╔══
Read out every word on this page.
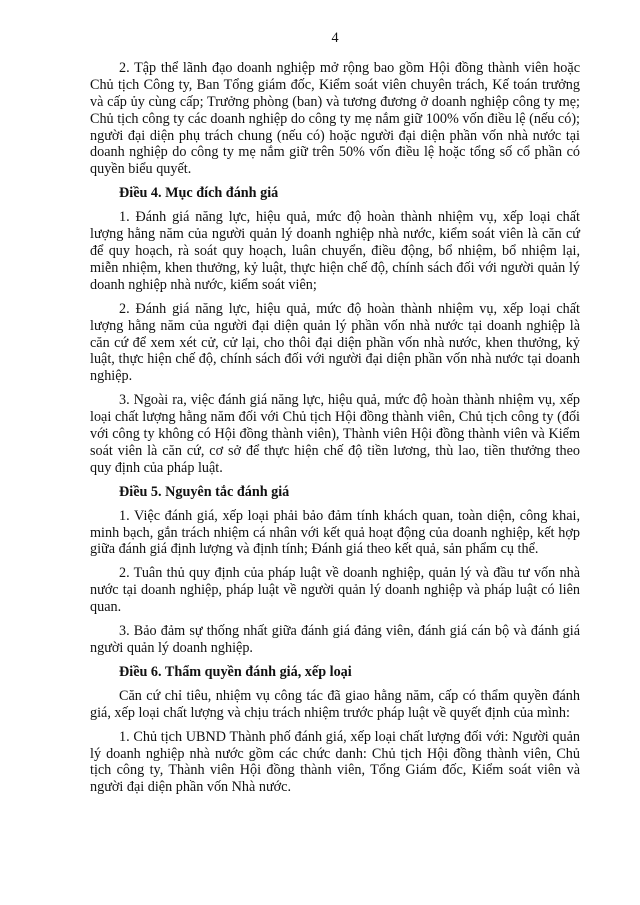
4

2. Tập thể lãnh đạo doanh nghiệp mở rộng bao gồm Hội đồng thành viên hoặc Chủ tịch Công ty, Ban Tổng giám đốc, Kiểm soát viên chuyên trách, Kế toán trưởng và cấp ủy cùng cấp; Trưởng phòng (ban) và tương đương ở doanh nghiệp công ty mẹ; Chủ tịch công ty các doanh nghiệp do công ty mẹ nắm giữ 100% vốn điều lệ (nếu có); người đại diện phụ trách chung (nếu có) hoặc người đại diện phần vốn nhà nước tại doanh nghiệp do công ty mẹ nắm giữ trên 50% vốn điều lệ hoặc tổng số cổ phần có quyền biểu quyết.

Điều 4. Mục đích đánh giá

1. Đánh giá năng lực, hiệu quả, mức độ hoàn thành nhiệm vụ, xếp loại chất lượng hằng năm của người quản lý doanh nghiệp nhà nước, kiểm soát viên là căn cứ để quy hoạch, rà soát quy hoạch, luân chuyển, điều động, bổ nhiệm, bổ nhiệm lại, miễn nhiệm, khen thưởng, kỷ luật, thực hiện chế độ, chính sách đối với người quản lý doanh nghiệp nhà nước, kiểm soát viên;

2. Đánh giá năng lực, hiệu quả, mức độ hoàn thành nhiệm vụ, xếp loại chất lượng hằng năm của người đại diện quản lý phần vốn nhà nước tại doanh nghiệp là căn cứ để xem xét cử, cử lại, cho thôi đại diện phần vốn nhà nước, khen thưởng, kỷ luật, thực hiện chế độ, chính sách đối với người đại diện phần vốn nhà nước tại doanh nghiệp.

3. Ngoài ra, việc đánh giá năng lực, hiệu quả, mức độ hoàn thành nhiệm vụ, xếp loại chất lượng hằng năm đối với Chủ tịch Hội đồng thành viên, Chủ tịch công ty (đối với công ty không có Hội đồng thành viên), Thành viên Hội đồng thành viên và Kiểm soát viên là căn cứ, cơ sở để thực hiện chế độ tiền lương, thù lao, tiền thưởng theo quy định của pháp luật.

Điều 5. Nguyên tắc đánh giá

1. Việc đánh giá, xếp loại phải bảo đảm tính khách quan, toàn diện, công khai, minh bạch, gắn trách nhiệm cá nhân với kết quả hoạt động của doanh nghiệp, kết hợp giữa đánh giá định lượng và định tính; Đánh giá theo kết quả, sản phẩm cụ thể.

2. Tuân thủ quy định của pháp luật về doanh nghiệp, quản lý và đầu tư vốn nhà nước tại doanh nghiệp, pháp luật về người quản lý doanh nghiệp và pháp luật có liên quan.

3. Bảo đảm sự thống nhất giữa đánh giá đảng viên, đánh giá cán bộ và đánh giá người quản lý doanh nghiệp.

Điều 6. Thẩm quyền đánh giá, xếp loại

Căn cứ chỉ tiêu, nhiệm vụ công tác đã giao hằng năm, cấp có thẩm quyền đánh giá, xếp loại chất lượng và chịu trách nhiệm trước pháp luật về quyết định của mình:

1. Chủ tịch UBND Thành phố đánh giá, xếp loại chất lượng đối với: Người quản lý doanh nghiệp nhà nước gồm các chức danh: Chủ tịch Hội đồng thành viên, Chủ tịch công ty, Thành viên Hội đồng thành viên, Tổng Giám đốc, Kiểm soát viên và người đại diện phần vốn Nhà nước.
╚══
▶ [Exercise directions]
Give all the entries again exactly, dropping each picture.

▶ [Solution]
Read out every word on this page.
4

2. Tập thể lãnh đạo doanh nghiệp mở rộng bao gồm Hội đồng thành viên hoặc Chủ tịch Công ty, Ban Tổng giám đốc, Kiểm soát viên chuyên trách, Kế toán trưởng và cấp ủy cùng cấp; Trưởng phòng (ban) và tương đương ở doanh nghiệp công ty mẹ; Chủ tịch công ty các doanh nghiệp do công ty mẹ nắm giữ 100% vốn điều lệ (nếu có); người đại diện phụ trách chung (nếu có) hoặc người đại diện phần vốn nhà nước tại doanh nghiệp do công ty mẹ nắm giữ trên 50% vốn điều lệ hoặc tổng số cổ phần có quyền biểu quyết.

Điều 4. Mục đích đánh giá

1. Đánh giá năng lực, hiệu quả, mức độ hoàn thành nhiệm vụ, xếp loại chất lượng hằng năm của người quản lý doanh nghiệp nhà nước, kiểm soát viên là căn cứ để quy hoạch, rà soát quy hoạch, luân chuyển, điều động, bổ nhiệm, bổ nhiệm lại, miễn nhiệm, khen thưởng, kỷ luật, thực hiện chế độ, chính sách đối với người quản lý doanh nghiệp nhà nước, kiểm soát viên;

2. Đánh giá năng lực, hiệu quả, mức độ hoàn thành nhiệm vụ, xếp loại chất lượng hằng năm của người đại diện quản lý phần vốn nhà nước tại doanh nghiệp là căn cứ để xem xét cử, cử lại, cho thôi đại diện phần vốn nhà nước, khen thưởng, kỷ luật, thực hiện chế độ, chính sách đối với người đại diện phần vốn nhà nước tại doanh nghiệp.

3. Ngoài ra, việc đánh giá năng lực, hiệu quả, mức độ hoàn thành nhiệm vụ, xếp loại chất lượng hằng năm đối với Chủ tịch Hội đồng thành viên, Chủ tịch công ty (đối với công ty không có Hội đồng thành viên), Thành viên Hội đồng thành viên và Kiểm soát viên là căn cứ, cơ sở để thực hiện chế độ tiền lương, thù lao, tiền thưởng theo quy định của pháp luật.

Điều 5. Nguyên tắc đánh giá

1. Việc đánh giá, xếp loại phải bảo đảm tính khách quan, toàn diện, công khai, minh bạch, gắn trách nhiệm cá nhân với kết quả hoạt động của doanh nghiệp, kết hợp giữa đánh giá định lượng và định tính; Đánh giá theo kết quả, sản phẩm cụ thể.

2. Tuân thủ quy định của pháp luật về doanh nghiệp, quản lý và đầu tư vốn nhà nước tại doanh nghiệp, pháp luật về người quản lý doanh nghiệp và pháp luật có liên quan.

3. Bảo đảm sự thống nhất giữa đánh giá đảng viên, đánh giá cán bộ và đánh giá người quản lý doanh nghiệp.

Điều 6. Thẩm quyền đánh giá, xếp loại

Căn cứ chỉ tiêu, nhiệm vụ công tác đã giao hằng năm, cấp có thẩm quyền đánh giá, xếp loại chất lượng và chịu trách nhiệm trước pháp luật về quyết định của mình:

1. Chủ tịch UBND Thành phố đánh giá, xếp loại chất lượng đối với: Người quản lý doanh nghiệp nhà nước gồm các chức danh: Chủ tịch Hội đồng thành viên, Chủ tịch công ty, Thành viên Hội đồng thành viên, Tổng Giám đốc, Kiểm soát viên và người đại diện phần vốn Nhà nước.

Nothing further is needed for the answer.